EXERCISE OBJECTIVE - List each line of the data that holds the word "ламп".

(Records excerpted from a collection)
________

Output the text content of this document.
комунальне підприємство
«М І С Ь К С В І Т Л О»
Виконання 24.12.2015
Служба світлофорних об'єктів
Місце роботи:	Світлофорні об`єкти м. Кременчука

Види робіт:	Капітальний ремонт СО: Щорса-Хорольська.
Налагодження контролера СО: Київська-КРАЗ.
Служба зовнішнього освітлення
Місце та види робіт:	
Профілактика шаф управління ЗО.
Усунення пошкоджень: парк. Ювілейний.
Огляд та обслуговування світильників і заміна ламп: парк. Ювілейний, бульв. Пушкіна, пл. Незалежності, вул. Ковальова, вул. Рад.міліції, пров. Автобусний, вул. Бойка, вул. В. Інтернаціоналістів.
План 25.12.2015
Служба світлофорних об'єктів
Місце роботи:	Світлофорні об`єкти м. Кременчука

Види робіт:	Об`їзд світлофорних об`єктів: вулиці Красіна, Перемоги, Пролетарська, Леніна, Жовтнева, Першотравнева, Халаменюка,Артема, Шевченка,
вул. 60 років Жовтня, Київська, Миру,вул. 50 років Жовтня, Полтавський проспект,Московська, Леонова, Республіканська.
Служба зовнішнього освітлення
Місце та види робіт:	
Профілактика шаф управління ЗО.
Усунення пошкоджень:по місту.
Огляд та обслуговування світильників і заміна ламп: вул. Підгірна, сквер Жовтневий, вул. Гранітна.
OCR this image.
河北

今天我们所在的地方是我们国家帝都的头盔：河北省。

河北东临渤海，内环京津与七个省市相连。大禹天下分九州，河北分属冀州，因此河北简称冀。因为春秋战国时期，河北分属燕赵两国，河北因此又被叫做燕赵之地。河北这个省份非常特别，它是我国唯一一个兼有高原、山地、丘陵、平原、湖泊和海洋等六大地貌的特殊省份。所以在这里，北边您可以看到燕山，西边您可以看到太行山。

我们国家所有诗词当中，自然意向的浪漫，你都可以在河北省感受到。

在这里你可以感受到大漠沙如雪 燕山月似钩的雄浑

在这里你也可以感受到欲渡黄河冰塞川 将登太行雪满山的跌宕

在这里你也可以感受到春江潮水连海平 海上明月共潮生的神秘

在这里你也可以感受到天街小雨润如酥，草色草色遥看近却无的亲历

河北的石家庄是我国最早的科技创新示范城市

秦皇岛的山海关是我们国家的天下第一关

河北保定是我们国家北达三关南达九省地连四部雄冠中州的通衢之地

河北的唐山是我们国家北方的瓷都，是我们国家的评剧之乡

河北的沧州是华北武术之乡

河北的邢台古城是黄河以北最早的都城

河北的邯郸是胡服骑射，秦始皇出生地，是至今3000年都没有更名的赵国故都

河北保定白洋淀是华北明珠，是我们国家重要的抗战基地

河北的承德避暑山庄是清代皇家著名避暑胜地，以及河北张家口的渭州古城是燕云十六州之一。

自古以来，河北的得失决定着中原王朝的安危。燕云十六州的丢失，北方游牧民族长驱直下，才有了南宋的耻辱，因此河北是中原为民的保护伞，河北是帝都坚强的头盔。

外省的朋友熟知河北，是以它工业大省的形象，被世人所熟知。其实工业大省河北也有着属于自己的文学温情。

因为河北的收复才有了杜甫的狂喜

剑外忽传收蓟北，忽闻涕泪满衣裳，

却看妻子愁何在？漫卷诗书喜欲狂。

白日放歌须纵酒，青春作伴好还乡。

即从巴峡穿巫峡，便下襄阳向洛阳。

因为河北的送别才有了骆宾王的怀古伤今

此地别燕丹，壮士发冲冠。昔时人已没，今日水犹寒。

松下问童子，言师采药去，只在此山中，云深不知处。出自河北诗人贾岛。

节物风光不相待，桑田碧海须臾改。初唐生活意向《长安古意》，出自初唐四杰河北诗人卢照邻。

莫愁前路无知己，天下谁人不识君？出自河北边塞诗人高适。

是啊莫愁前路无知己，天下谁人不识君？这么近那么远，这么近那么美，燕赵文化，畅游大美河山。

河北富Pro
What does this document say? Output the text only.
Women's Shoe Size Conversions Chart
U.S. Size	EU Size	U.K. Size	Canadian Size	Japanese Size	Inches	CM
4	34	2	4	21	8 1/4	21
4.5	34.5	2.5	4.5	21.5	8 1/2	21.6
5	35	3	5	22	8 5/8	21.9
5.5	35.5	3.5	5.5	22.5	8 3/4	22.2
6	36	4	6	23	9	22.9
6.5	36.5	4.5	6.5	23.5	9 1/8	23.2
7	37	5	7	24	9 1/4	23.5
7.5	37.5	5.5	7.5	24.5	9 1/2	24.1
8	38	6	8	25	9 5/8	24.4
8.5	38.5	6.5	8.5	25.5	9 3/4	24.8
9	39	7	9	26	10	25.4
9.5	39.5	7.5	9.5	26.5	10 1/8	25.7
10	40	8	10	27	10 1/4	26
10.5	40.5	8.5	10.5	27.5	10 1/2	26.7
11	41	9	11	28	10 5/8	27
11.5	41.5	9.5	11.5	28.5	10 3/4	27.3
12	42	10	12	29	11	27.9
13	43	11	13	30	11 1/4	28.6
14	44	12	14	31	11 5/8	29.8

________

CORRECT RESULT -
Огляд та обслуговування світильників і заміна ламп: парк. Ювілейний, бульв. Пушкіна, пл. Незалежності, вул. Ковальова, вул. Рад.міліції, пров. Автобусний, вул. Бойка, вул. В. Інтернаціоналістів.
Огляд та обслуговування світильників і заміна ламп: вул. Підгірна, сквер Жовтневий, вул. Гранітна.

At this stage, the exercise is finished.